◆ Your task ◆
Your answer should be one number: the count of lines in these entries that hold the word "Approved".

◆ Available data ◆
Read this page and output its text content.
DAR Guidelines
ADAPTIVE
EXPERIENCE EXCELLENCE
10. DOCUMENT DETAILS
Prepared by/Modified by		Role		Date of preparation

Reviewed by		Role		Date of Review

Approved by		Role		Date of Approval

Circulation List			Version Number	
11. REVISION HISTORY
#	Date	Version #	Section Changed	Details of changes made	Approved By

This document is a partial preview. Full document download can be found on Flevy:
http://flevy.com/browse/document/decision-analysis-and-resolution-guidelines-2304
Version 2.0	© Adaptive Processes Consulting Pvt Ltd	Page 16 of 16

◆ Correct answer ◆
2